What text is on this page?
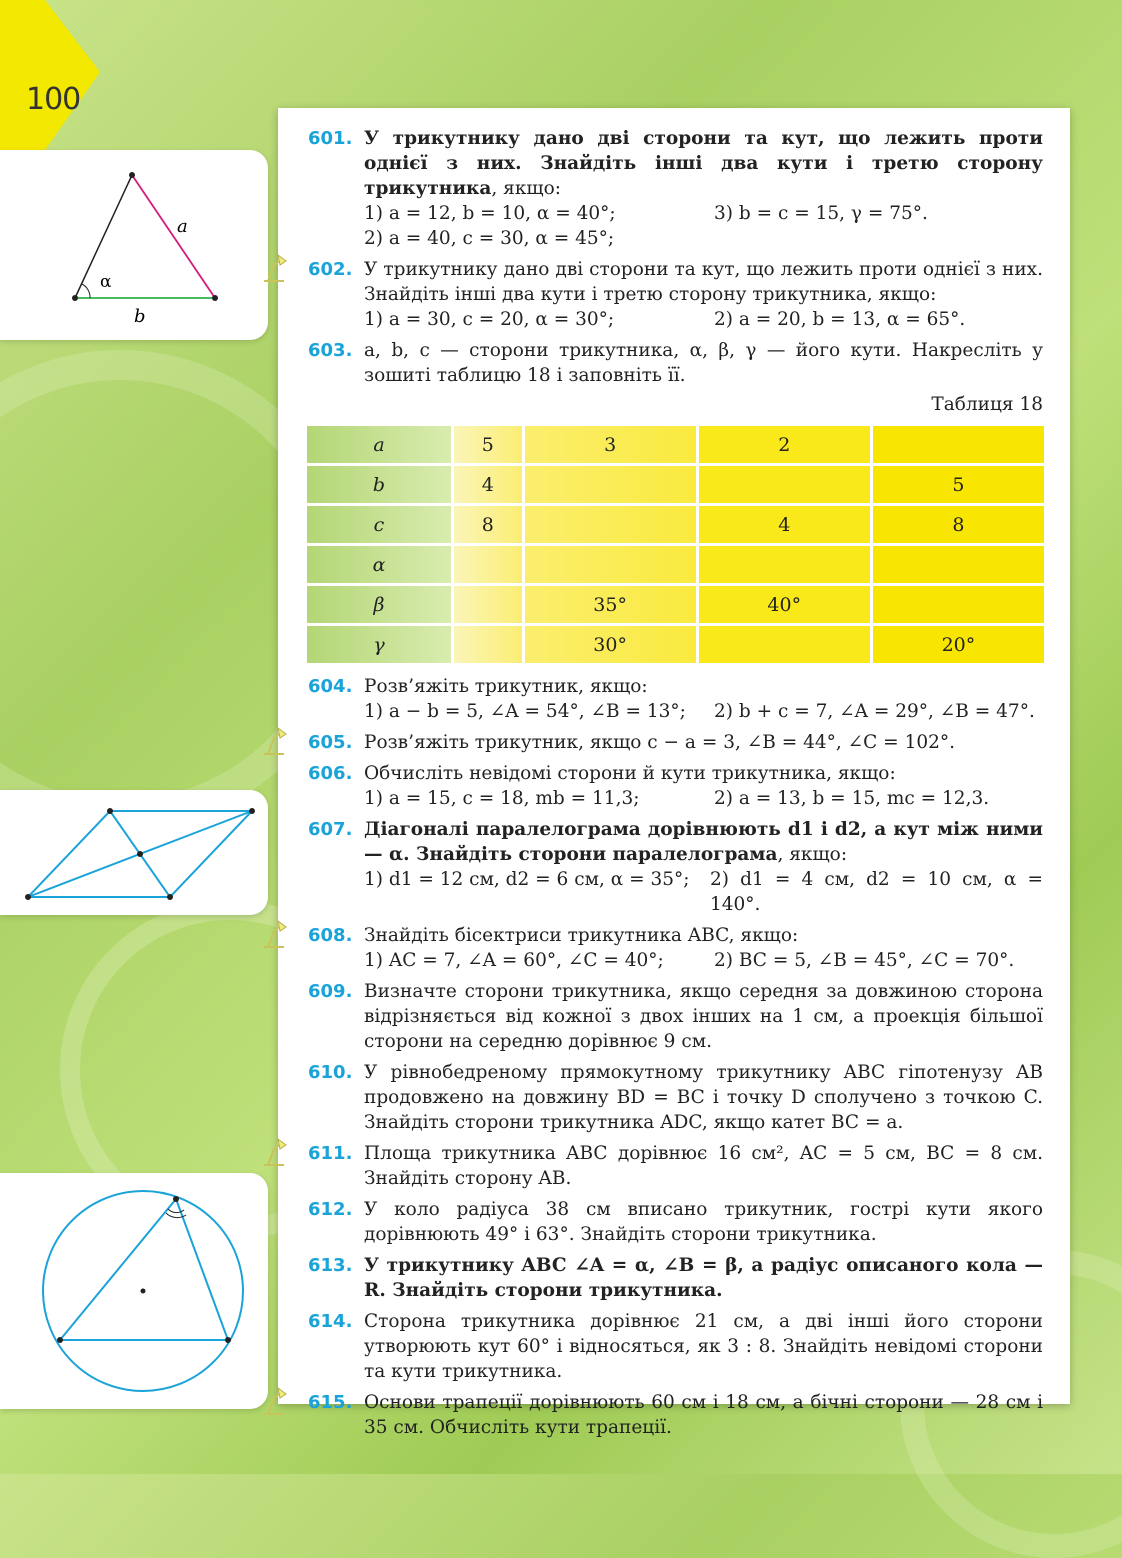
100
α
a
b
601. У трикутнику дано дві сторони та кут, що лежить проти однієї з них. Знайдіть інші два кути і третю сторону трикутника, якщо:
1) a = 12, b = 10, α = 40°;	3) b = c = 15, γ = 75°.
2) a = 40, c = 30, α = 45°;
602. У трикутнику дано дві сторони та кут, що лежить проти однієї з них. Знайдіть інші два кути і третю сторону трикутника, якщо:
1) a = 30, c = 20, α = 30°;	2) a = 20, b = 13, α = 65°.
603. a, b, c — сторони трикутника, α, β, γ — його кути. Накресліть у зошиті таблицю 18 і заповніть її.
Таблиця 18
a	5	3	2	
b	4			5
c	8		4	8
α				
β		35°	40°	
γ		30°		20°
604. Розв’яжіть трикутник, якщо:
1) a − b = 5, ∠A = 54°, ∠B = 13°;	2) b + c = 7, ∠A = 29°, ∠B = 47°.
605. Розв’яжіть трикутник, якщо c − a = 3, ∠B = 44°, ∠C = 102°.
606. Обчисліть невідомі сторони й кути трикутника, якщо:
1) a = 15, c = 18, mb = 11,3;	2) a = 13, b = 15, mc = 12,3.
607. Діагоналі паралелограма дорівнюють d1 і d2, а кут між ними — α. Знайдіть сторони паралелограма, якщо:
1) d1 = 12 см, d2 = 6 см, α = 35°;	2) d1 = 4 см, d2 = 10 см, α = 140°.
608. Знайдіть бісектриси трикутника ABC, якщо:
1) AC = 7, ∠A = 60°, ∠C = 40°;	2) BC = 5, ∠B = 45°, ∠C = 70°.
609. Визначте сторони трикутника, якщо середня за довжиною сторона відрізняється від кожної з двох інших на 1 см, а проекція більшої сторони на середню дорівнює 9 см.
610. У рівнобедреному прямокутному трикутнику ABC гіпотенузу AB продовжено на довжину BD = BC і точку D сполучено з точкою C. Знайдіть сторони трикутника ADC, якщо катет BC = a.
611. Площа трикутника ABC дорівнює 16 см², AC = 5 см, BC = 8 см. Знайдіть сторону AB.
612. У коло радіуса 38 см вписано трикутник, гострі кути якого дорівнюють 49° і 63°. Знайдіть сторони трикутника.
613. У трикутнику ABC ∠A = α, ∠B = β, а радіус описаного кола — R. Знайдіть сторони трикутника.
614. Сторона трикутника дорівнює 21 см, а дві інші його сторони утворюють кут 60° і відносяться, як 3 : 8. Знайдіть невідомі сторони та кути трикутника.
615. Основи трапеції дорівнюють 60 см і 18 см, а бічні сторони — 28 см і 35 см. Обчисліть кути трапеції.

━━━

▶ TASK BRIEF:
Find and copy every line in the entries above where the string "лежить" occurs.

▶ WRITTEN RESPONSE:
601. У трикутнику дано дві сторони та кут, що лежить проти однієї з них. Знайдіть інші два кути і третю сторону трикутника, якщо:
602. У трикутнику дано дві сторони та кут, що лежить проти однієї з них. Знайдіть інші два кути і третю сторону трикутника, якщо:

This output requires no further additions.